◆ **AIM OF THE TASK**
The listing below should be written out exactly; please include all of it.

:::::

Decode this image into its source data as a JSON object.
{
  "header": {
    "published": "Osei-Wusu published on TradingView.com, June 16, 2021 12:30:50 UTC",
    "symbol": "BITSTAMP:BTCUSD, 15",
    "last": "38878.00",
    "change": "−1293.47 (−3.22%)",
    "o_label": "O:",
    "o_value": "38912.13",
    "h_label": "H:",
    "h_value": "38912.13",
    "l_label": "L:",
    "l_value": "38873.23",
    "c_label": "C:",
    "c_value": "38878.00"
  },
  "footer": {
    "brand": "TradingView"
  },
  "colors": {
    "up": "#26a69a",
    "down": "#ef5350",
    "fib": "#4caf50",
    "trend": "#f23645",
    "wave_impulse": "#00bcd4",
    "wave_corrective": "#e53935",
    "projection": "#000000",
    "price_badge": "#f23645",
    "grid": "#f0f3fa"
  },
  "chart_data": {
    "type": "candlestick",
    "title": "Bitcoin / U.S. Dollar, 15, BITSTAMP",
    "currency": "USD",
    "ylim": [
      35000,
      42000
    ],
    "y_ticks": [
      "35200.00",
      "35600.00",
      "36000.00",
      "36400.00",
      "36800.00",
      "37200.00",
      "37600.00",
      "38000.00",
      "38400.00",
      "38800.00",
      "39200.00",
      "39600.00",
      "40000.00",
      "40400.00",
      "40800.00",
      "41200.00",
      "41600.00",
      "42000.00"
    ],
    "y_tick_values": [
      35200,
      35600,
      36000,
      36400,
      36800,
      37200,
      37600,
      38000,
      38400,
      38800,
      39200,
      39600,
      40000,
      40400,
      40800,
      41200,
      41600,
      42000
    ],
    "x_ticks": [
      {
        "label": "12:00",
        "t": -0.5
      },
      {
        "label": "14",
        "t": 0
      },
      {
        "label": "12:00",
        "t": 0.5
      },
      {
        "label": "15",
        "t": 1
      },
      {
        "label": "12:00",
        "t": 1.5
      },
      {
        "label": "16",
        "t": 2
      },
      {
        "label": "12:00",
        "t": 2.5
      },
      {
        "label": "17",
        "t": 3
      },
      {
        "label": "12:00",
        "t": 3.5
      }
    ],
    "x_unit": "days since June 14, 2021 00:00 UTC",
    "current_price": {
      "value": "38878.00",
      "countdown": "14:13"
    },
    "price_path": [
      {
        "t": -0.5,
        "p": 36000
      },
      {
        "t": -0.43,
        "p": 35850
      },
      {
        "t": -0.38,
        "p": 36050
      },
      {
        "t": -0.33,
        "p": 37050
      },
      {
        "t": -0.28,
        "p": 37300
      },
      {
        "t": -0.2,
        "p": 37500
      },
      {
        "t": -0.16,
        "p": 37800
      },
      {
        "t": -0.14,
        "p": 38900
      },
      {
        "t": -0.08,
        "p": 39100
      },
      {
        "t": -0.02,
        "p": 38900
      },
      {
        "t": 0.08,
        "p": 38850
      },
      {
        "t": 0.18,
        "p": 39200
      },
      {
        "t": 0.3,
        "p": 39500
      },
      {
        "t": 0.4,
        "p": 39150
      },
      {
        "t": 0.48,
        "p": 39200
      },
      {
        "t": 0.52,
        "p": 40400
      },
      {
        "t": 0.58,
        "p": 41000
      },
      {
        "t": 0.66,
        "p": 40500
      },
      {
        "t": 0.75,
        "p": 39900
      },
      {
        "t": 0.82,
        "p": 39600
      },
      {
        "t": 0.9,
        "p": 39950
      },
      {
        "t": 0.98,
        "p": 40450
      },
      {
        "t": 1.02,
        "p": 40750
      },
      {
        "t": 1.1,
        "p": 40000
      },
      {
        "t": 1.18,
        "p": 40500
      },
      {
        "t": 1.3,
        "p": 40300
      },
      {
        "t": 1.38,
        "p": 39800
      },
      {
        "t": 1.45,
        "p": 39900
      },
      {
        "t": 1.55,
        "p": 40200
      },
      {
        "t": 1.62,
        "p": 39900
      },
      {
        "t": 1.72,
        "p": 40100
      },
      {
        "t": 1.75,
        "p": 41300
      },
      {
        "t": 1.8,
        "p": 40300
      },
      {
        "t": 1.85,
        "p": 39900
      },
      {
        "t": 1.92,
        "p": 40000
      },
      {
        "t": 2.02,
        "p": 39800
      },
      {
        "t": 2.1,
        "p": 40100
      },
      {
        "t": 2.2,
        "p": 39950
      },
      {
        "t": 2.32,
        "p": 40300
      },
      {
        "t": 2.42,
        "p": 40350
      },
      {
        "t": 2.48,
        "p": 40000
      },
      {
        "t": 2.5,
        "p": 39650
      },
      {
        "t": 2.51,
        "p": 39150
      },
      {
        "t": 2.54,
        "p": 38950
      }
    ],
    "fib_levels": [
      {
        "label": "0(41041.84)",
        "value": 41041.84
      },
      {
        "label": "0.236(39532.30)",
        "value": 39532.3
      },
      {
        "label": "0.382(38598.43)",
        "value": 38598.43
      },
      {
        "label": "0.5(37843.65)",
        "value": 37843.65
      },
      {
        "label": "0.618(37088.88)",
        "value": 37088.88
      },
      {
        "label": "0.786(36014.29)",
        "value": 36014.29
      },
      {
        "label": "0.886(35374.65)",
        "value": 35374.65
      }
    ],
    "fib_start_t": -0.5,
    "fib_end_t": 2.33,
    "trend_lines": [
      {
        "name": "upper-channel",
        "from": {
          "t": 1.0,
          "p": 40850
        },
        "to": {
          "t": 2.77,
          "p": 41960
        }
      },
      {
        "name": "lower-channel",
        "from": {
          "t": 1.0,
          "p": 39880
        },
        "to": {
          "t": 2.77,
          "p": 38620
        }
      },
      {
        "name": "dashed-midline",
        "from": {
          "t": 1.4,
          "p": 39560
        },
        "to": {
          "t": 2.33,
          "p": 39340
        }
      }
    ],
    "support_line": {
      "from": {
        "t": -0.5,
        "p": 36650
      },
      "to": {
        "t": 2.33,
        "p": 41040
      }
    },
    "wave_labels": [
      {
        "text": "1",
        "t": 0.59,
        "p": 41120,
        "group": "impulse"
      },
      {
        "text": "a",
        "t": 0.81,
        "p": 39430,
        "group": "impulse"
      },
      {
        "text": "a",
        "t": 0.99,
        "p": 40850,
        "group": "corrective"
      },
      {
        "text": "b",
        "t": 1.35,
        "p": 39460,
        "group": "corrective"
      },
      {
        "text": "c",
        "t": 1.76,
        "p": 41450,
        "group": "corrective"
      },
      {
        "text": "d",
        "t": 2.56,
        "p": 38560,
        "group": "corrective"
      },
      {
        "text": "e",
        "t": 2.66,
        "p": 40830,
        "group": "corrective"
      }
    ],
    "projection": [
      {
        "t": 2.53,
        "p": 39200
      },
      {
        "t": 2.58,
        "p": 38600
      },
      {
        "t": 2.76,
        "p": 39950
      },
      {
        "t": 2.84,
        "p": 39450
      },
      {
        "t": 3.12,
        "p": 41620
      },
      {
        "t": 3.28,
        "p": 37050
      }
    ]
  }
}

:::::

◆ **WRITTEN RESPONSE**
Decode this image into its source data as a JSON object.
{
  "header": {
    "published": "Osei-Wusu published on TradingView.com, June 16, 2021 12:30:50 UTC",
    "symbol": "BITSTAMP:BTCUSD, 15",
    "last": "38878.00",
    "change": "−1293.47 (−3.22%)",
    "o_label": "O:",
    "o_value": "38912.13",
    "h_label": "H:",
    "h_value": "38912.13",
    "l_label": "L:",
    "l_value": "38873.23",
    "c_label": "C:",
    "c_value": "38878.00"
  },
  "footer": {
    "brand": "TradingView"
  },
  "colors": {
    "up": "#26a69a",
    "down": "#ef5350",
    "fib": "#4caf50",
    "trend": "#f23645",
    "wave_impulse": "#00bcd4",
    "wave_corrective": "#e53935",
    "projection": "#000000",
    "price_badge": "#f23645",
    "grid": "#f0f3fa"
  },
  "chart_data": {
    "type": "candlestick",
    "title": "Bitcoin / U.S. Dollar, 15, BITSTAMP",
    "currency": "USD",
    "ylim": [
      35000,
      42000
    ],
    "y_ticks": [
      "35200.00",
      "35600.00",
      "36000.00",
      "36400.00",
      "36800.00",
      "37200.00",
      "37600.00",
      "38000.00",
      "38400.00",
      "38800.00",
      "39200.00",
      "39600.00",
      "40000.00",
      "40400.00",
      "40800.00",
      "41200.00",
      "41600.00",
      "42000.00"
    ],
    "y_tick_values": [
      35200,
      35600,
      36000,
      36400,
      36800,
      37200,
      37600,
      38000,
      38400,
      38800,
      39200,
      39600,
      40000,
      40400,
      40800,
      41200,
      41600,
      42000
    ],
    "x_ticks": [
      {
        "label": "12:00",
        "t": -0.5
      },
      {
        "label": "14",
        "t": 0
      },
      {
        "label": "12:00",
        "t": 0.5
      },
      {
        "label": "15",
        "t": 1
      },
      {
        "label": "12:00",
        "t": 1.5
      },
      {
        "label": "16",
        "t": 2
      },
      {
        "label": "12:00",
        "t": 2.5
      },
      {
        "label": "17",
        "t": 3
      },
      {
        "label": "12:00",
        "t": 3.5
      }
    ],
    "x_unit": "days since June 14, 2021 00:00 UTC",
    "current_price": {
      "value": "38878.00",
      "countdown": "14:13"
    },
    "price_path": [
      {
        "t": -0.5,
        "p": 36000
      },
      {
        "t": -0.43,
        "p": 35850
      },
      {
        "t": -0.38,
        "p": 36050
      },
      {
        "t": -0.33,
        "p": 37050
      },
      {
        "t": -0.28,
        "p": 37300
      },
      {
        "t": -0.2,
        "p": 37500
      },
      {
        "t": -0.16,
        "p": 37800
      },
      {
        "t": -0.14,
        "p": 38900
      },
      {
        "t": -0.08,
        "p": 39100
      },
      {
        "t": -0.02,
        "p": 38900
      },
      {
        "t": 0.08,
        "p": 38850
      },
      {
        "t": 0.18,
        "p": 39200
      },
      {
        "t": 0.3,
        "p": 39500
      },
      {
        "t": 0.4,
        "p": 39150
      },
      {
        "t": 0.48,
        "p": 39200
      },
      {
        "t": 0.52,
        "p": 40400
      },
      {
        "t": 0.58,
        "p": 41000
      },
      {
        "t": 0.66,
        "p": 40500
      },
      {
        "t": 0.75,
        "p": 39900
      },
      {
        "t": 0.82,
        "p": 39600
      },
      {
        "t": 0.9,
        "p": 39950
      },
      {
        "t": 0.98,
        "p": 40450
      },
      {
        "t": 1.02,
        "p": 40750
      },
      {
        "t": 1.1,
        "p": 40000
      },
      {
        "t": 1.18,
        "p": 40500
      },
      {
        "t": 1.3,
        "p": 40300
      },
      {
        "t": 1.38,
        "p": 39800
      },
      {
        "t": 1.45,
        "p": 39900
      },
      {
        "t": 1.55,
        "p": 40200
      },
      {
        "t": 1.62,
        "p": 39900
      },
      {
        "t": 1.72,
        "p": 40100
      },
      {
        "t": 1.75,
        "p": 41300
      },
      {
        "t": 1.8,
        "p": 40300
      },
      {
        "t": 1.85,
        "p": 39900
      },
      {
        "t": 1.92,
        "p": 40000
      },
      {
        "t": 2.02,
        "p": 39800
      },
      {
        "t": 2.1,
        "p": 40100
      },
      {
        "t": 2.2,
        "p": 39950
      },
      {
        "t": 2.32,
        "p": 40300
      },
      {
        "t": 2.42,
        "p": 40350
      },
      {
        "t": 2.48,
        "p": 40000
      },
      {
        "t": 2.5,
        "p": 39650
      },
      {
        "t": 2.51,
        "p": 39150
      },
      {
        "t": 2.54,
        "p": 38950
      }
    ],
    "fib_levels": [
      {
        "label": "0(41041.84)",
        "value": 41041.84
      },
      {
        "label": "0.236(39532.30)",
        "value": 39532.3
      },
      {
        "label": "0.382(38598.43)",
        "value": 38598.43
      },
      {
        "label": "0.5(37843.65)",
        "value": 37843.65
      },
      {
        "label": "0.618(37088.88)",
        "value": 37088.88
      },
      {
        "label": "0.786(36014.29)",
        "value": 36014.29
      },
      {
        "label": "0.886(35374.65)",
        "value": 35374.65
      }
    ],
    "fib_start_t": -0.5,
    "fib_end_t": 2.33,
    "trend_lines": [
      {
        "name": "upper-channel",
        "from": {
          "t": 1.0,
          "p": 40850
        },
        "to": {
          "t": 2.77,
          "p": 41960
        }
      },
      {
        "name": "lower-channel",
        "from": {
          "t": 1.0,
          "p": 39880
        },
        "to": {
          "t": 2.77,
          "p": 38620
        }
      },
      {
        "name": "dashed-midline",
        "from": {
          "t": 1.4,
          "p": 39560
        },
        "to": {
          "t": 2.33,
          "p": 39340
        }
      }
    ],
    "support_line": {
      "from": {
        "t": -0.5,
        "p": 36650
      },
      "to": {
        "t": 2.33,
        "p": 41040
      }
    },
    "wave_labels": [
      {
        "text": "1",
        "t": 0.59,
        "p": 41120,
        "group": "impulse"
      },
      {
        "text": "a",
        "t": 0.81,
        "p": 39430,
        "group": "impulse"
      },
      {
        "text": "a",
        "t": 0.99,
        "p": 40850,
        "group": "corrective"
      },
      {
        "text": "b",
        "t": 1.35,
        "p": 39460,
        "group": "corrective"
      },
      {
        "text": "c",
        "t": 1.76,
        "p": 41450,
        "group": "corrective"
      },
      {
        "text": "d",
        "t": 2.56,
        "p": 38560,
        "group": "corrective"
      },
      {
        "text": "e",
        "t": 2.66,
        "p": 40830,
        "group": "corrective"
      }
    ],
    "projection": [
      {
        "t": 2.53,
        "p": 39200
      },
      {
        "t": 2.58,
        "p": 38600
      },
      {
        "t": 2.76,
        "p": 39950
      },
      {
        "t": 2.84,
        "p": 39450
      },
      {
        "t": 3.12,
        "p": 41620
      },
      {
        "t": 3.28,
        "p": 37050
      }
    ]
  }
}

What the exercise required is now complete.